-- EXERCISE DATA --
· · · ·
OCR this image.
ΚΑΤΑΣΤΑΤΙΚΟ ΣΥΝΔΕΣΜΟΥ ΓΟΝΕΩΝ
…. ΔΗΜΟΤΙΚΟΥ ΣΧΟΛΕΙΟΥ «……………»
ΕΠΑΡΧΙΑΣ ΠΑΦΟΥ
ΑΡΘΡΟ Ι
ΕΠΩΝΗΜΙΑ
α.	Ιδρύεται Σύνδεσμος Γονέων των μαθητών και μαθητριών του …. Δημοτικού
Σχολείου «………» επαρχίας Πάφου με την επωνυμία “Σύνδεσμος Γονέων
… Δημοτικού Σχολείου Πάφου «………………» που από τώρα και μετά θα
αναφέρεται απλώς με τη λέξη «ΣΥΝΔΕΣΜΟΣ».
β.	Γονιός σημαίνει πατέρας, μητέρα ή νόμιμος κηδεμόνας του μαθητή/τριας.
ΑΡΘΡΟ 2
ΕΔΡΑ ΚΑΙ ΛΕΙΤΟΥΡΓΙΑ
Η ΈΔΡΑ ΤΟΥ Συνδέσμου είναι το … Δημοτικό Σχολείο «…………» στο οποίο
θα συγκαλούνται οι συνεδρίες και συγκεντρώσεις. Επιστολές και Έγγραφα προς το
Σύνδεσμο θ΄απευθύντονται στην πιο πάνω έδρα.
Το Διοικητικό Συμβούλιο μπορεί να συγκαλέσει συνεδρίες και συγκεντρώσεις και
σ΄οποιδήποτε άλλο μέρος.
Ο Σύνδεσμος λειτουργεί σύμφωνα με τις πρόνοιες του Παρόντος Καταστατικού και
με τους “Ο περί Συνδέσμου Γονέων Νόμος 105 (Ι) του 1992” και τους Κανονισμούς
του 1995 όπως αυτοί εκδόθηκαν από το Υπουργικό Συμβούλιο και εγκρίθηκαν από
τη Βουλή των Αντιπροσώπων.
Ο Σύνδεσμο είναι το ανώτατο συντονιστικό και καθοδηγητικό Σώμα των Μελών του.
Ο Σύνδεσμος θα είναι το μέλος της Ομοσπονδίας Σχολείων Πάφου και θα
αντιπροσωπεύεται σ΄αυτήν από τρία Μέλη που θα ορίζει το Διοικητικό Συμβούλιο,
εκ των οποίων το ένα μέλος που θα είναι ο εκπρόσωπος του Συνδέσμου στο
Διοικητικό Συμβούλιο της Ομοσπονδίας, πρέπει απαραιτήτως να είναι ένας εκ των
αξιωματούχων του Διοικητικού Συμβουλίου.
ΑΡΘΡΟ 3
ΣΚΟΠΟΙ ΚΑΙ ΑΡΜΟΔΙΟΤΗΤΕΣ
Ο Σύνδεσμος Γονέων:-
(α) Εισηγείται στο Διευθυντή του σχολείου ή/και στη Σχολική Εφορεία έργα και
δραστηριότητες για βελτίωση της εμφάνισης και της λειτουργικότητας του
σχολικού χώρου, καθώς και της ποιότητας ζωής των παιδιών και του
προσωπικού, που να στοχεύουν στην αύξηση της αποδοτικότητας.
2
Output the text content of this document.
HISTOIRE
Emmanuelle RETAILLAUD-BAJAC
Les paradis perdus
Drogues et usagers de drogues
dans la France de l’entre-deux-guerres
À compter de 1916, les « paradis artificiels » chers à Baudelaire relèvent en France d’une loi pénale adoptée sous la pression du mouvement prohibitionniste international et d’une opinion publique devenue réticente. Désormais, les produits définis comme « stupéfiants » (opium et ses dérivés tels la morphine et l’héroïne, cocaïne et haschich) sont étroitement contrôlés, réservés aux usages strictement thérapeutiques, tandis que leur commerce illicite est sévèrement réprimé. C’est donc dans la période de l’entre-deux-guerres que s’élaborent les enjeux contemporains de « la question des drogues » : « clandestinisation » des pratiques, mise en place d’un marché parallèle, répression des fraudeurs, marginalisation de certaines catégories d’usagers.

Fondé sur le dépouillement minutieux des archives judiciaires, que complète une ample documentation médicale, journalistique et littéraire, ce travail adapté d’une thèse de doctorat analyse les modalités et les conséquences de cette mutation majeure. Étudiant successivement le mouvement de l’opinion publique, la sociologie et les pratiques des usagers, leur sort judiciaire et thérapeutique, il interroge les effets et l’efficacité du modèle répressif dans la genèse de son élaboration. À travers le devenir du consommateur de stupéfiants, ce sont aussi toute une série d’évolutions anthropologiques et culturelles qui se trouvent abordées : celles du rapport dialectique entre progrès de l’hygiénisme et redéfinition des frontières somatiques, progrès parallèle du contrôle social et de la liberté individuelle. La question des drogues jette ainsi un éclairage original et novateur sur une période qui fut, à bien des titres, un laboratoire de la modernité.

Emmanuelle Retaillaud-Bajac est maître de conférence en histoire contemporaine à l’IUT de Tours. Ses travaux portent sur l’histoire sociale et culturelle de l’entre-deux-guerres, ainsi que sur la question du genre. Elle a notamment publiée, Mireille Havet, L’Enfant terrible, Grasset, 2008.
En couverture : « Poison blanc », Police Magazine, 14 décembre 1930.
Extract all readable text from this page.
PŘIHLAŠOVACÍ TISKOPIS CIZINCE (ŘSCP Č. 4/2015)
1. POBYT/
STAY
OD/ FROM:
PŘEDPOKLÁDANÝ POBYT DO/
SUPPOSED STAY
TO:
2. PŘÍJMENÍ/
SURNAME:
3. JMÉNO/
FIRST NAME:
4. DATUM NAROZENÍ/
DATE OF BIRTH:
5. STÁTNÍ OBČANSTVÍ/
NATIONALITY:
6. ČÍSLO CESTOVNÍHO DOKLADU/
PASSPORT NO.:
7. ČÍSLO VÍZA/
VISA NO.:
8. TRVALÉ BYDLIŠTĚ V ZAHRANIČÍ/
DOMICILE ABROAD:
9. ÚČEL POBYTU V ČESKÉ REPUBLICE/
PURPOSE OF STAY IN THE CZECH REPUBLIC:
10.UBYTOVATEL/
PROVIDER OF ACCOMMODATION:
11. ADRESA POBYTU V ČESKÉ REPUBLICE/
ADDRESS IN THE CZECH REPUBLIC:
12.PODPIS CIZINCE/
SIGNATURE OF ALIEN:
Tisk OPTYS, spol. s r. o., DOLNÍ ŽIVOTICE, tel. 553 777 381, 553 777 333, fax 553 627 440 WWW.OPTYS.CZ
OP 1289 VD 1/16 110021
· · · ·
-- REQUEST --
Copy out each line of the records that holds the string "Δημοτικού".

-- OUTPUT BELOW --
α.	Ιδρύεται Σύνδεσμος Γονέων των μαθητών και μαθητριών του …. Δημοτικού
… Δημοτικού Σχολείου Πάφου «………………» που από τώρα και μετά θα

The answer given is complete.